#### [EXERCISE OBJECTIVE]
Every record should be written out exactly, with the pictures left out.

(Structured figure records)
>>>
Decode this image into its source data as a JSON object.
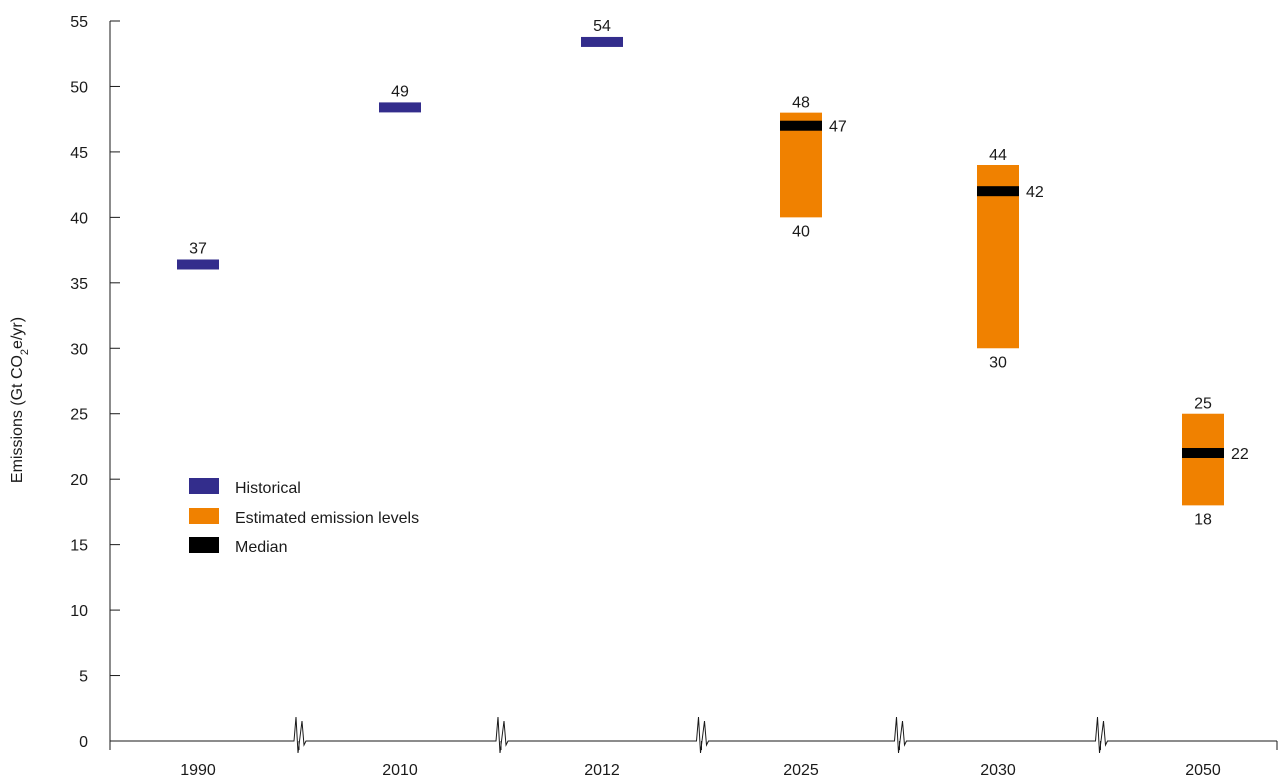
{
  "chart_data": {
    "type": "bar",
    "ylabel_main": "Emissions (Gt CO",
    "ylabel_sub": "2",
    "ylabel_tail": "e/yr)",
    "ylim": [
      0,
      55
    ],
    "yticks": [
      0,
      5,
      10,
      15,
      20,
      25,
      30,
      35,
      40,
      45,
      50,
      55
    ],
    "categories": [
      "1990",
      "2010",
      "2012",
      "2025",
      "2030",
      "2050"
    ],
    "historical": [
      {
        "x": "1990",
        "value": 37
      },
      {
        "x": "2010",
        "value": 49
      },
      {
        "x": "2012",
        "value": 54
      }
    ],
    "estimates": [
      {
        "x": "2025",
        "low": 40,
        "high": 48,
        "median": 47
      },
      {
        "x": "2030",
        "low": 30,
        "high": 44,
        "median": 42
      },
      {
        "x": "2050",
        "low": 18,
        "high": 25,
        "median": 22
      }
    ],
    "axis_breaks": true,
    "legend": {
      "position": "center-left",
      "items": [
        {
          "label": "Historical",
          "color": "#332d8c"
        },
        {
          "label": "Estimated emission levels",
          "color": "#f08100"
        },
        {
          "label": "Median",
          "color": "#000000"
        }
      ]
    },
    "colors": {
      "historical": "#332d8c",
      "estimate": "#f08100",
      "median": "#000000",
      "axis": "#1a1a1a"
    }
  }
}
<<<
#### [REPLY TO THE TASK]
Decode this image into its source data as a JSON object.
{
  "chart_data": {
    "type": "bar",
    "ylabel_main": "Emissions (Gt CO",
    "ylabel_sub": "2",
    "ylabel_tail": "e/yr)",
    "ylim": [
      0,
      55
    ],
    "yticks": [
      0,
      5,
      10,
      15,
      20,
      25,
      30,
      35,
      40,
      45,
      50,
      55
    ],
    "categories": [
      "1990",
      "2010",
      "2012",
      "2025",
      "2030",
      "2050"
    ],
    "historical": [
      {
        "x": "1990",
        "value": 37
      },
      {
        "x": "2010",
        "value": 49
      },
      {
        "x": "2012",
        "value": 54
      }
    ],
    "estimates": [
      {
        "x": "2025",
        "low": 40,
        "high": 48,
        "median": 47
      },
      {
        "x": "2030",
        "low": 30,
        "high": 44,
        "median": 42
      },
      {
        "x": "2050",
        "low": 18,
        "high": 25,
        "median": 22
      }
    ],
    "axis_breaks": true,
    "legend": {
      "position": "center-left",
      "items": [
        {
          "label": "Historical",
          "color": "#332d8c"
        },
        {
          "label": "Estimated emission levels",
          "color": "#f08100"
        },
        {
          "label": "Median",
          "color": "#000000"
        }
      ]
    },
    "colors": {
      "historical": "#332d8c",
      "estimate": "#f08100",
      "median": "#000000",
      "axis": "#1a1a1a"
    }
  }
}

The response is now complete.